— start of Record set —

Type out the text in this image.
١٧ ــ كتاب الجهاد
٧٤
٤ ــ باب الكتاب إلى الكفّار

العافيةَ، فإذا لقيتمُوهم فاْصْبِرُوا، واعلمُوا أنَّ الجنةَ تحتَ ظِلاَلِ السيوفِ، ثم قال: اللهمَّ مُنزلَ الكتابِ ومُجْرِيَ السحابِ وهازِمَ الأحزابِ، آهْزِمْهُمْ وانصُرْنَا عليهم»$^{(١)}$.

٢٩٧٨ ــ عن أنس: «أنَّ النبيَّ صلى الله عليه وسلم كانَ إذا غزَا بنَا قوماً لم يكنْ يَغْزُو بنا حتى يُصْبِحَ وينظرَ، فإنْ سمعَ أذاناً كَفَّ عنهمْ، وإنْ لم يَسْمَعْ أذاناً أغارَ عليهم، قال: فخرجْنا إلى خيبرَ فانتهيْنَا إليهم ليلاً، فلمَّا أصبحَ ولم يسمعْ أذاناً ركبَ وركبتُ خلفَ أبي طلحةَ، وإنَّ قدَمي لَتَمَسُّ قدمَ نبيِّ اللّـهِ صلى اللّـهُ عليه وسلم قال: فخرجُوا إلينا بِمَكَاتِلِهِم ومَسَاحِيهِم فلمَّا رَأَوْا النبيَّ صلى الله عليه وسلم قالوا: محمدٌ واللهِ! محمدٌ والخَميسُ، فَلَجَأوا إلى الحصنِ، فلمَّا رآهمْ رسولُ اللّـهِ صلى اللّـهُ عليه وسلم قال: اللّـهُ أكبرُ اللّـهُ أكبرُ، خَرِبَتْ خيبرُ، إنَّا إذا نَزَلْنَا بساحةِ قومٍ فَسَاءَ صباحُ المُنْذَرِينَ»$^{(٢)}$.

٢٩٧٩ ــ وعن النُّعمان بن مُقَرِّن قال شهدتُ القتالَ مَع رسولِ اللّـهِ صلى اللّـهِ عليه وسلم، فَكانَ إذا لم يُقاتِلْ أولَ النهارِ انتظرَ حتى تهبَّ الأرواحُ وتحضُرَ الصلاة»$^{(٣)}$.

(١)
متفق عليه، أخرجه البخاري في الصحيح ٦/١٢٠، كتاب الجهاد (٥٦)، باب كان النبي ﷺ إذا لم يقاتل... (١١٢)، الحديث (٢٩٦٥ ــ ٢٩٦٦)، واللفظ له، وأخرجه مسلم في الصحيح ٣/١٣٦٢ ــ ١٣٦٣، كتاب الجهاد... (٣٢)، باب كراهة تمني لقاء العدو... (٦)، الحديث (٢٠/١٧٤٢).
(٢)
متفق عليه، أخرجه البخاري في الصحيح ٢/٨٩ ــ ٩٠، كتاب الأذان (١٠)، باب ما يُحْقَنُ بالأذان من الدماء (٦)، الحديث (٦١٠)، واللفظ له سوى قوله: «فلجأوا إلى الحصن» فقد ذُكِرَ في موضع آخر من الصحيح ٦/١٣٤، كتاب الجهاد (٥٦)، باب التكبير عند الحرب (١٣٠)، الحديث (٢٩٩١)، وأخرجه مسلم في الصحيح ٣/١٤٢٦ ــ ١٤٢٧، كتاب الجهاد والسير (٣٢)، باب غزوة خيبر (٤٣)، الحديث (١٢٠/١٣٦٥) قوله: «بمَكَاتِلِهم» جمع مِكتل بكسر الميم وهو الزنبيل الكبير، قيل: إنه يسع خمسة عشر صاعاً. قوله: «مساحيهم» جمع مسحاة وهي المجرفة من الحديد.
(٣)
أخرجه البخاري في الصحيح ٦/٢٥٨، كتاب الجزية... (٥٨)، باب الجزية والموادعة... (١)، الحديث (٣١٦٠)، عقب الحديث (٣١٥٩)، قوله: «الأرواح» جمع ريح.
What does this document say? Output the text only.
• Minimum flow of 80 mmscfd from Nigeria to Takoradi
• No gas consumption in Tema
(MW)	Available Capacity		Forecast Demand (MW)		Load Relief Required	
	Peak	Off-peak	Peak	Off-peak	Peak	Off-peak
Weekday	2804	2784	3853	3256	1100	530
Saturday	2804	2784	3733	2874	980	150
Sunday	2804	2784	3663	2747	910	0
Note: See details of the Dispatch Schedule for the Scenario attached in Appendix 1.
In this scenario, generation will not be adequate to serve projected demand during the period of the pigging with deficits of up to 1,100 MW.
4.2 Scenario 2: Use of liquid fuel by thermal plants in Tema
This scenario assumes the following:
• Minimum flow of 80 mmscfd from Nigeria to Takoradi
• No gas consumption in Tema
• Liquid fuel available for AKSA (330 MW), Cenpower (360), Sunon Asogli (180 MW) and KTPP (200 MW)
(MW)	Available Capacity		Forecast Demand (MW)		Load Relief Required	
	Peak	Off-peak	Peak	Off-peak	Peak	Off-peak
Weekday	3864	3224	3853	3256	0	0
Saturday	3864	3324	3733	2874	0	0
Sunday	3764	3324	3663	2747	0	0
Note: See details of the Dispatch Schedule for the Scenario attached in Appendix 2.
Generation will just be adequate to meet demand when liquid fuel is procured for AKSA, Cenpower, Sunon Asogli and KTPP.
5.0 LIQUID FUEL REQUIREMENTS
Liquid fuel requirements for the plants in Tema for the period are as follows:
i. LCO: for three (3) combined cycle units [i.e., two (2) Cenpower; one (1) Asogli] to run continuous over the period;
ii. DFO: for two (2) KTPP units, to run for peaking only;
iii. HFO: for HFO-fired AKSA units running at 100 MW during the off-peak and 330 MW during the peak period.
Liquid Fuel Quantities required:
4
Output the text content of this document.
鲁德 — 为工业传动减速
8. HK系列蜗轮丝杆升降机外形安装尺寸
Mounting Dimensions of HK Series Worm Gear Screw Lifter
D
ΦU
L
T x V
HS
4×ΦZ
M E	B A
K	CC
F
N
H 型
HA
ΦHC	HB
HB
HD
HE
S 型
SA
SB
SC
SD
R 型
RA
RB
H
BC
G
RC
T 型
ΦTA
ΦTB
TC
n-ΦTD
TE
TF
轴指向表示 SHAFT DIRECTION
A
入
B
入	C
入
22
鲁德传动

— end of Record set —

Exercise directions → Recite the full listing above exactly.

Expected answer →
Type out the text in this image.
١٧ ــ كتاب الجهاد
٧٤
٤ ــ باب الكتاب إلى الكفّار

العافيةَ، فإذا لقيتمُوهم فاْصْبِرُوا، واعلمُوا أنَّ الجنةَ تحتَ ظِلاَلِ السيوفِ، ثم قال: اللهمَّ مُنزلَ الكتابِ ومُجْرِيَ السحابِ وهازِمَ الأحزابِ، آهْزِمْهُمْ وانصُرْنَا عليهم»$^{(١)}$.

٢٩٧٨ ــ عن أنس: «أنَّ النبيَّ صلى الله عليه وسلم كانَ إذا غزَا بنَا قوماً لم يكنْ يَغْزُو بنا حتى يُصْبِحَ وينظرَ، فإنْ سمعَ أذاناً كَفَّ عنهمْ، وإنْ لم يَسْمَعْ أذاناً أغارَ عليهم، قال: فخرجْنا إلى خيبرَ فانتهيْنَا إليهم ليلاً، فلمَّا أصبحَ ولم يسمعْ أذاناً ركبَ وركبتُ خلفَ أبي طلحةَ، وإنَّ قدَمي لَتَمَسُّ قدمَ نبيِّ اللّـهِ صلى اللّـهُ عليه وسلم قال: فخرجُوا إلينا بِمَكَاتِلِهِم ومَسَاحِيهِم فلمَّا رَأَوْا النبيَّ صلى الله عليه وسلم قالوا: محمدٌ واللهِ! محمدٌ والخَميسُ، فَلَجَأوا إلى الحصنِ، فلمَّا رآهمْ رسولُ اللّـهِ صلى اللّـهُ عليه وسلم قال: اللّـهُ أكبرُ اللّـهُ أكبرُ، خَرِبَتْ خيبرُ، إنَّا إذا نَزَلْنَا بساحةِ قومٍ فَسَاءَ صباحُ المُنْذَرِينَ»$^{(٢)}$.

٢٩٧٩ ــ وعن النُّعمان بن مُقَرِّن قال شهدتُ القتالَ مَع رسولِ اللّـهِ صلى اللّـهِ عليه وسلم، فَكانَ إذا لم يُقاتِلْ أولَ النهارِ انتظرَ حتى تهبَّ الأرواحُ وتحضُرَ الصلاة»$^{(٣)}$.

(١)
متفق عليه، أخرجه البخاري في الصحيح ٦/١٢٠، كتاب الجهاد (٥٦)، باب كان النبي ﷺ إذا لم يقاتل... (١١٢)، الحديث (٢٩٦٥ ــ ٢٩٦٦)، واللفظ له، وأخرجه مسلم في الصحيح ٣/١٣٦٢ ــ ١٣٦٣، كتاب الجهاد... (٣٢)، باب كراهة تمني لقاء العدو... (٦)، الحديث (٢٠/١٧٤٢).
(٢)
متفق عليه، أخرجه البخاري في الصحيح ٢/٨٩ ــ ٩٠، كتاب الأذان (١٠)، باب ما يُحْقَنُ بالأذان من الدماء (٦)، الحديث (٦١٠)، واللفظ له سوى قوله: «فلجأوا إلى الحصن» فقد ذُكِرَ في موضع آخر من الصحيح ٦/١٣٤، كتاب الجهاد (٥٦)، باب التكبير عند الحرب (١٣٠)، الحديث (٢٩٩١)، وأخرجه مسلم في الصحيح ٣/١٤٢٦ ــ ١٤٢٧، كتاب الجهاد والسير (٣٢)، باب غزوة خيبر (٤٣)، الحديث (١٢٠/١٣٦٥) قوله: «بمَكَاتِلِهم» جمع مِكتل بكسر الميم وهو الزنبيل الكبير، قيل: إنه يسع خمسة عشر صاعاً. قوله: «مساحيهم» جمع مسحاة وهي المجرفة من الحديد.
(٣)
أخرجه البخاري في الصحيح ٦/٢٥٨، كتاب الجزية... (٥٨)، باب الجزية والموادعة... (١)، الحديث (٣١٦٠)، عقب الحديث (٣١٥٩)، قوله: «الأرواح» جمع ريح.
What does this document say? Output the text only.
• Minimum flow of 80 mmscfd from Nigeria to Takoradi
• No gas consumption in Tema
(MW)	Available Capacity		Forecast Demand (MW)		Load Relief Required	
	Peak	Off-peak	Peak	Off-peak	Peak	Off-peak
Weekday	2804	2784	3853	3256	1100	530
Saturday	2804	2784	3733	2874	980	150
Sunday	2804	2784	3663	2747	910	0
Note: See details of the Dispatch Schedule for the Scenario attached in Appendix 1.
In this scenario, generation will not be adequate to serve projected demand during the period of the pigging with deficits of up to 1,100 MW.
4.2 Scenario 2: Use of liquid fuel by thermal plants in Tema
This scenario assumes the following:
• Minimum flow of 80 mmscfd from Nigeria to Takoradi
• No gas consumption in Tema
• Liquid fuel available for AKSA (330 MW), Cenpower (360), Sunon Asogli (180 MW) and KTPP (200 MW)
(MW)	Available Capacity		Forecast Demand (MW)		Load Relief Required	
	Peak	Off-peak	Peak	Off-peak	Peak	Off-peak
Weekday	3864	3224	3853	3256	0	0
Saturday	3864	3324	3733	2874	0	0
Sunday	3764	3324	3663	2747	0	0
Note: See details of the Dispatch Schedule for the Scenario attached in Appendix 2.
Generation will just be adequate to meet demand when liquid fuel is procured for AKSA, Cenpower, Sunon Asogli and KTPP.
5.0 LIQUID FUEL REQUIREMENTS
Liquid fuel requirements for the plants in Tema for the period are as follows:
i. LCO: for three (3) combined cycle units [i.e., two (2) Cenpower; one (1) Asogli] to run continuous over the period;
ii. DFO: for two (2) KTPP units, to run for peaking only;
iii. HFO: for HFO-fired AKSA units running at 100 MW during the off-peak and 330 MW during the peak period.
Liquid Fuel Quantities required:
4
Output the text content of this document.
鲁德 — 为工业传动减速
8. HK系列蜗轮丝杆升降机外形安装尺寸
Mounting Dimensions of HK Series Worm Gear Screw Lifter
D
ΦU
L
T x V
HS
4×ΦZ
M E	B A
K	CC
F
N
H 型
HA
ΦHC	HB
HB
HD
HE
S 型
SA
SB
SC
SD
R 型
RA
RB
H
BC
G
RC
T 型
ΦTA
ΦTB
TC
n-ΦTD
TE
TF
轴指向表示 SHAFT DIRECTION
A
入
B
入	C
入
22
鲁德传动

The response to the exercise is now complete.